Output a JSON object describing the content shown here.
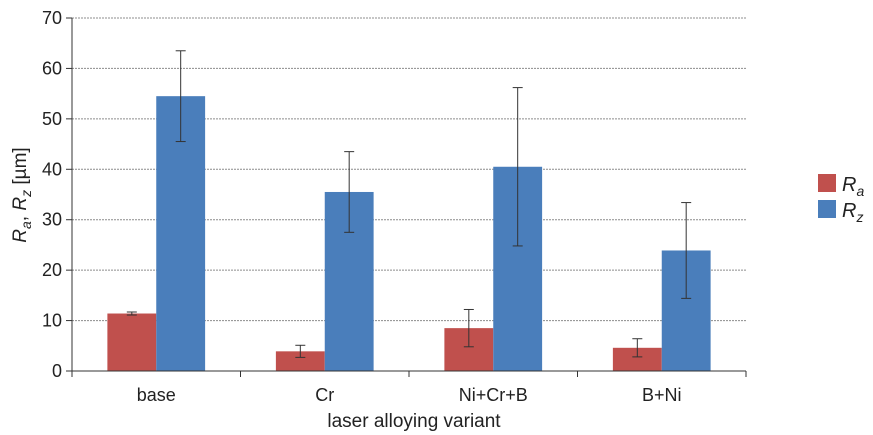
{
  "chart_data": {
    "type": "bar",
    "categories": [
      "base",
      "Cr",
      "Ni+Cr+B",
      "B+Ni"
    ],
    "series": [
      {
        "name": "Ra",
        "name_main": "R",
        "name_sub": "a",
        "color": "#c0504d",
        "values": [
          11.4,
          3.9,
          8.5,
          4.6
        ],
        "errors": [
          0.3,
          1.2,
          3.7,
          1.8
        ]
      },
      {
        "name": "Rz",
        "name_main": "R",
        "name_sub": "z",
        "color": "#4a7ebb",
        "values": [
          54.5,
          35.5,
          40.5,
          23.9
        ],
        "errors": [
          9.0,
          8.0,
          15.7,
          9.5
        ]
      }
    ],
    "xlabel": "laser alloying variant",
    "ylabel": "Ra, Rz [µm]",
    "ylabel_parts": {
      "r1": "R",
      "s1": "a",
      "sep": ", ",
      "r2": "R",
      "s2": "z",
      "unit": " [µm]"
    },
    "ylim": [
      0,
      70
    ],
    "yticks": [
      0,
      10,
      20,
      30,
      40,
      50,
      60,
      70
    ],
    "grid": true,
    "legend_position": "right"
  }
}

· · ·

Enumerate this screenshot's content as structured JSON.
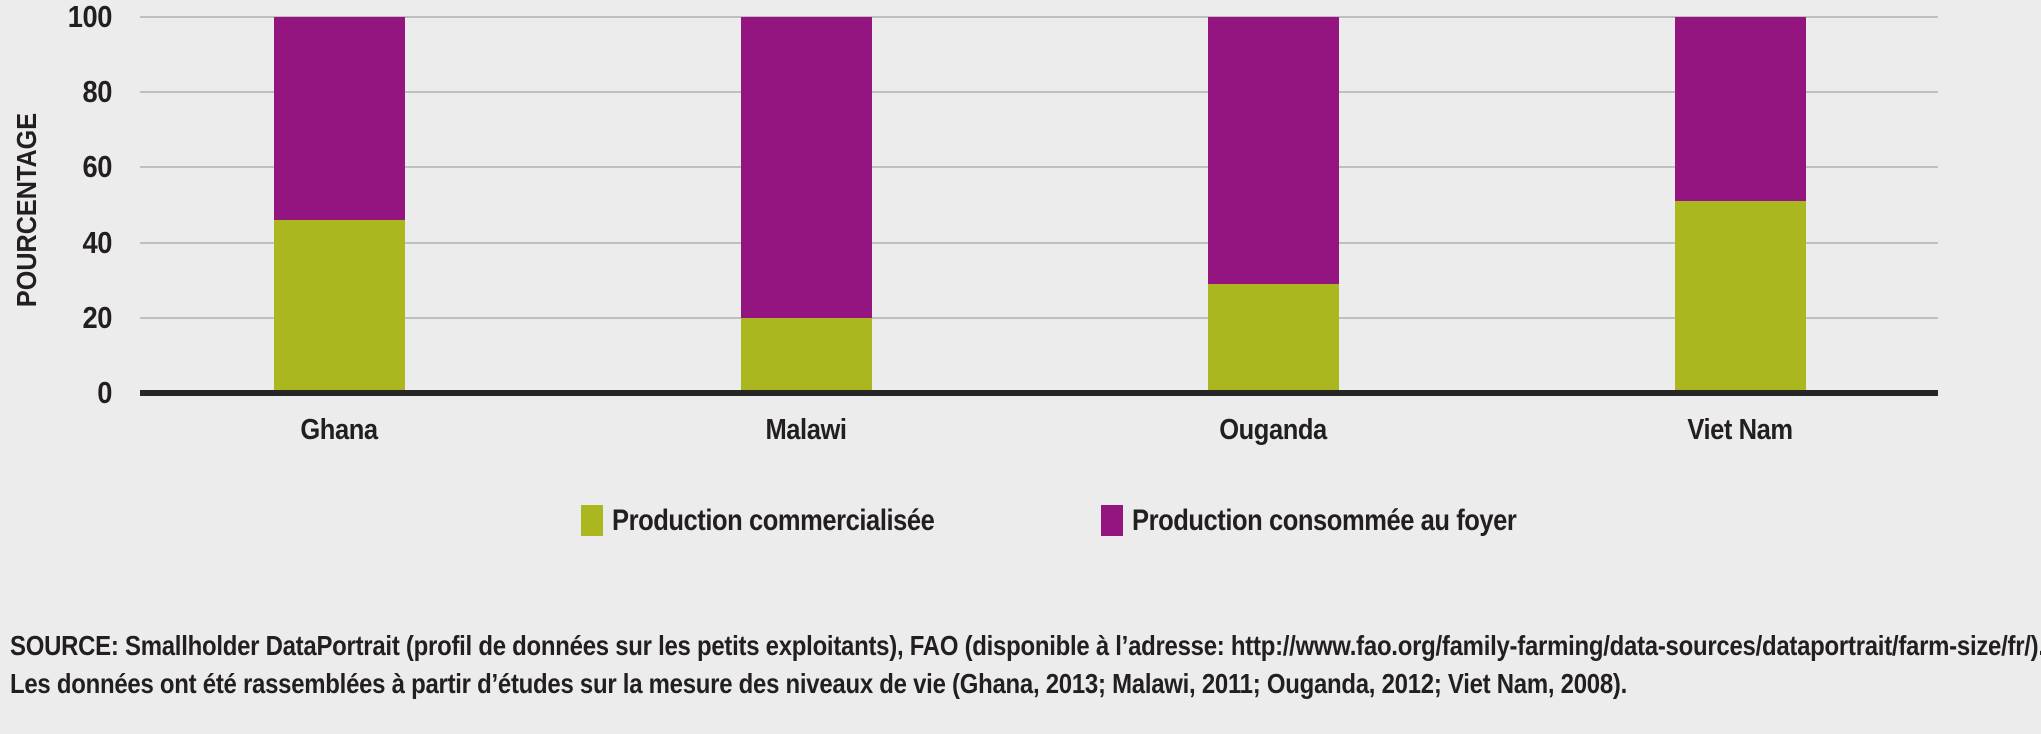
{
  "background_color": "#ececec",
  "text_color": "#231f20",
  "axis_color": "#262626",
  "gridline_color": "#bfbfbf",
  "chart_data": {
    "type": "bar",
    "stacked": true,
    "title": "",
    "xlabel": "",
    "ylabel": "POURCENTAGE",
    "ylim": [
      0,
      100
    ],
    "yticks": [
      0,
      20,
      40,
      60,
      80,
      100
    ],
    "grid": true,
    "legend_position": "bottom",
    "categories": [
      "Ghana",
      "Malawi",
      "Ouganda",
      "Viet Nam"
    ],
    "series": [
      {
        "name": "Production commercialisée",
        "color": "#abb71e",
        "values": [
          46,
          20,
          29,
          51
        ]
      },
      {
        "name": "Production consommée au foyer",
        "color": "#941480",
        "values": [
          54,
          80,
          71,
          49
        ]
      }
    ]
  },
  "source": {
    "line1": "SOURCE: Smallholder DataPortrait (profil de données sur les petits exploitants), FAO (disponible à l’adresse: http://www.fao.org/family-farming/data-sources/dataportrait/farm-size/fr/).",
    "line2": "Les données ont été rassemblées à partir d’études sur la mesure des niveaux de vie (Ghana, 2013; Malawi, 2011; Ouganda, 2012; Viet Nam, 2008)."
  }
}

· · ·

### [WHAT THE TASK REQUIRES]
Copy out all lines above that include the string "Malawi".

### [EXERCISE RESPONSE]
      "Malawi",
    "line2": "Les données ont été rassemblées à partir d’études sur la mesure des niveaux de vie (Ghana, 2013; Malawi, 2011; Ouganda, 2012; Viet Nam, 2008)."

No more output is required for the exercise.